POR HACER.
a – Extrae del fragmento del texto sobre Robert Graves el tramo que va desde "Es un lugar" hasta "No los culpo.", incluidas ambas partes.
b – Responde con lo que dice el fragmento del texto sobre Robert Graves:
(i) ¿Qué fruta da el huerto que se ve desde la ventana de la casa?
(ii) ¿Desde qué ciudad se sube al pueblo de Deià?
(iii) ¿Qué mar se ve en el horizonte?

Categorías
CronicaViajera

Del huerto al escritorio: Los libros de Robert Graves como frutos que plantó en casi cincuenta años en Mallorca

Estoy mirando el huerto de las naranjas desde una de las ventanas de la casa de Robert Graves. Los frutos literarios al igual que el huerto crecen y se mantienen a través del tiempo. El jardín que plantó el escritor cuando tuvo que dejar Mallorca a causa de la guerra española floreció a su regreso, así como las pepitas de níspero, que un día arrojó, se habían convertido en nísperos cargados de frutas. Hoy continúa florecido el huerto y sus libros siguen alimentando la curiosidad, especialmente de escritores y poetas que recurren a sus creaciones, y guías para descifrar el significado de antiguos mitos.

Es un lugar hermosamente inquietante en el que la sierra se impone obligando a mirar hacia arriba. Llegar desde Palma al pueblo de Deià es ir subiendo al cielo, es como si estuvieras entrando al paraíso literario; donde viven las musas, paisajes como pinturas vivas, y desde esta ventana la montaña parece querer entrar a la casa, el suelo se parte en dos; a un lado el huerto alimentado de tierra, al otro los destellos del sol impregnando el horizonte, donde el piso es el mar Mediterráneo. En esta vista entiendo como diferentes escritores, incluido Graves, se instalaron aquí. No los culpo.

INFORMACIÓN PROPORCIONADA.
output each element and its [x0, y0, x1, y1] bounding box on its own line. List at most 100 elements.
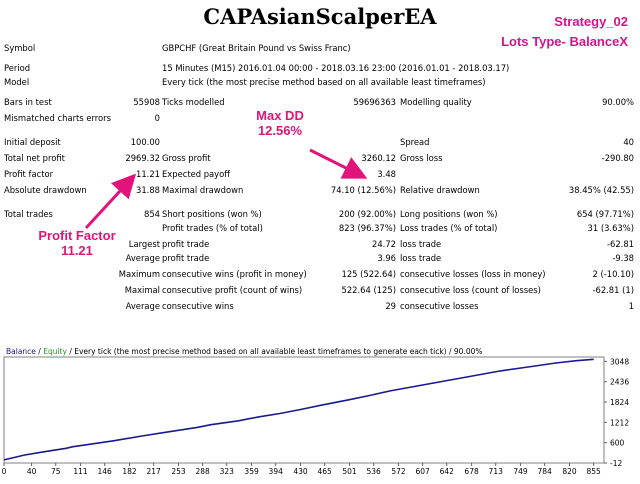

RESULTADOS.
a –
Es un lugar hermosamente inquietante en el que la sierra se impone obligando a mirar hacia arriba. Llegar desde Palma al pueblo de Deià es ir subiendo al cielo, es como si estuvieras entrando al paraíso literario; donde viven las musas, paisajes como pinturas vivas, y desde esta ventana la montaña parece querer entrar a la casa, el suelo se parte en dos; a un lado el huerto alimentado de tierra, al otro los destellos del sol impregnando el horizonte, donde el piso es el mar Mediterráneo. En esta vista entiendo como diferentes escritores, incluido Graves, se instalaron aquí. No los culpo.

b –
(i) Naranjas.
(ii) Desde Palma.
(iii) El mar Mediterráneo.